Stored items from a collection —
-- Start --

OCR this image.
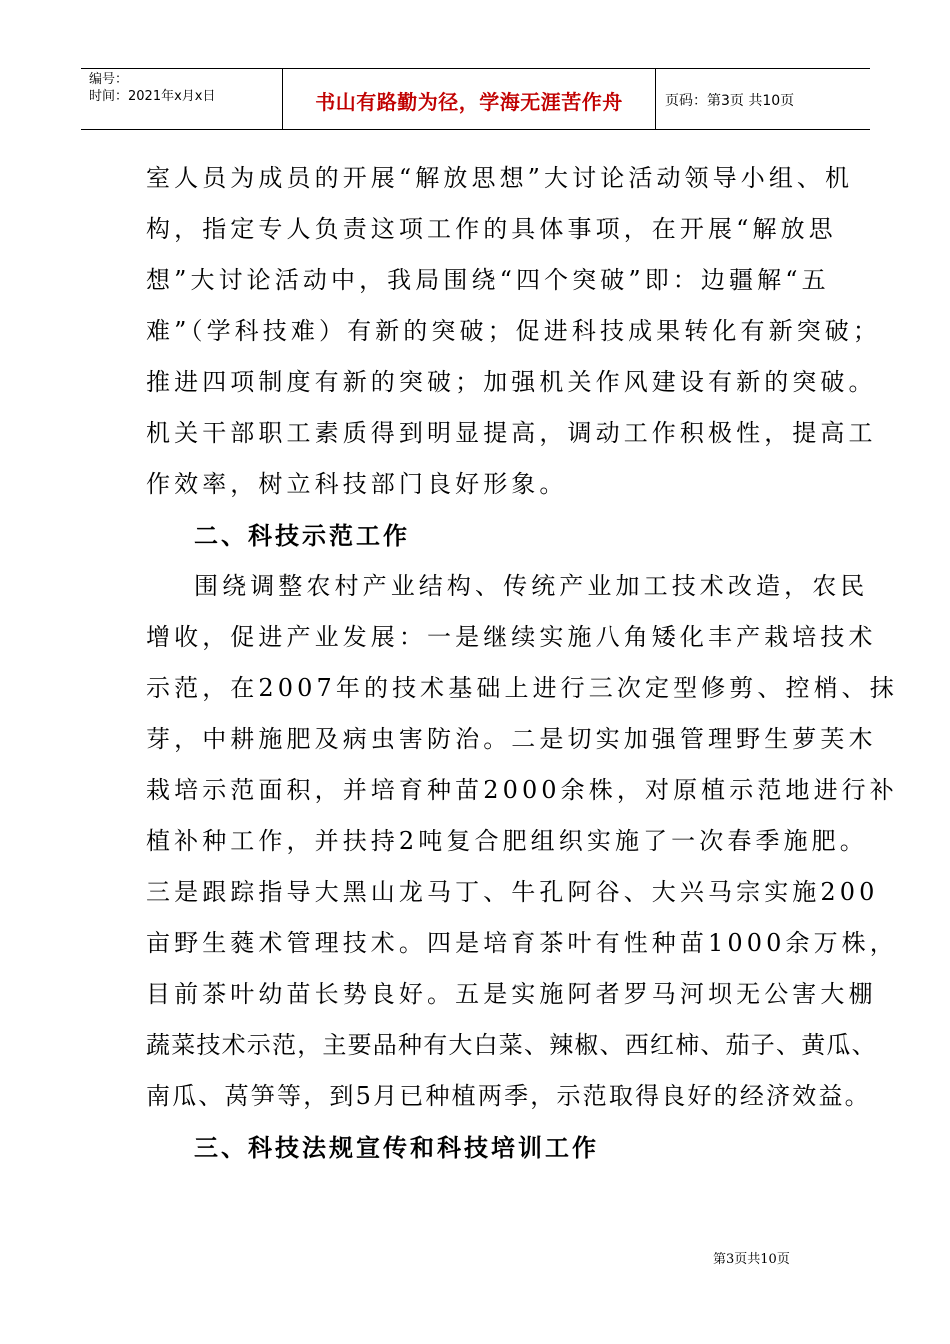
编号：
时间：2021年x月x日	书山有路勤为径，学海无涯苦作舟	页码：第3页 共10页
室人员为成员的开展“解放思想”大讨论活动领导小组、机
构，指定专人负责这项工作的具体事项，在开展“解放思
想”大讨论活动中，我局围绕“四个突破”即：边疆解“五
难”（学科技难）有新的突破；促进科技成果转化有新突破；
推进四项制度有新的突破；加强机关作风建设有新的突破。
机关干部职工素质得到明显提高，调动工作积极性，提高工
作效率，树立科技部门良好形象。
二、科技示范工作
围绕调整农村产业结构、传统产业加工技术改造，农民
增收，促进产业发展：一是继续实施八角矮化丰产栽培技术
示范，在2007年的技术基础上进行三次定型修剪、控梢、抹
芽，中耕施肥及病虫害防治。二是切实加强管理野生萝芙木
栽培示范面积，并培育种苗2000余株，对原植示范地进行补
植补种工作，并扶持2吨复合肥组织实施了一次春季施肥。
三是跟踪指导大黑山龙马丁、牛孔阿谷、大兴马宗实施200
亩野生蕤术管理技术。四是培育茶叶有性种苗1000余万株，
目前茶叶幼苗长势良好。五是实施阿者罗马河坝无公害大棚
蔬菜技术示范，主要品种有大白菜、辣椒、西红柿、茄子、黄瓜、
南瓜、莴笋等，到5月已种植两季，示范取得良好的经济效益。
三、科技法规宣传和科技培训工作
第3页共10页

-- End --

EXERCISE DESCRIPTION — Print all of the entries word for word. Skip any images they contain.

SOLVED EXERCISE —
OCR this image.
编号：
时间：2021年x月x日	书山有路勤为径，学海无涯苦作舟	页码：第3页 共10页
室人员为成员的开展“解放思想”大讨论活动领导小组、机
构，指定专人负责这项工作的具体事项，在开展“解放思
想”大讨论活动中，我局围绕“四个突破”即：边疆解“五
难”（学科技难）有新的突破；促进科技成果转化有新突破；
推进四项制度有新的突破；加强机关作风建设有新的突破。
机关干部职工素质得到明显提高，调动工作积极性，提高工
作效率，树立科技部门良好形象。
二、科技示范工作
围绕调整农村产业结构、传统产业加工技术改造，农民
增收，促进产业发展：一是继续实施八角矮化丰产栽培技术
示范，在2007年的技术基础上进行三次定型修剪、控梢、抹
芽，中耕施肥及病虫害防治。二是切实加强管理野生萝芙木
栽培示范面积，并培育种苗2000余株，对原植示范地进行补
植补种工作，并扶持2吨复合肥组织实施了一次春季施肥。
三是跟踪指导大黑山龙马丁、牛孔阿谷、大兴马宗实施200
亩野生蕤术管理技术。四是培育茶叶有性种苗1000余万株，
目前茶叶幼苗长势良好。五是实施阿者罗马河坝无公害大棚
蔬菜技术示范，主要品种有大白菜、辣椒、西红柿、茄子、黄瓜、
南瓜、莴笋等，到5月已种植两季，示范取得良好的经济效益。
三、科技法规宣传和科技培训工作
第3页共10页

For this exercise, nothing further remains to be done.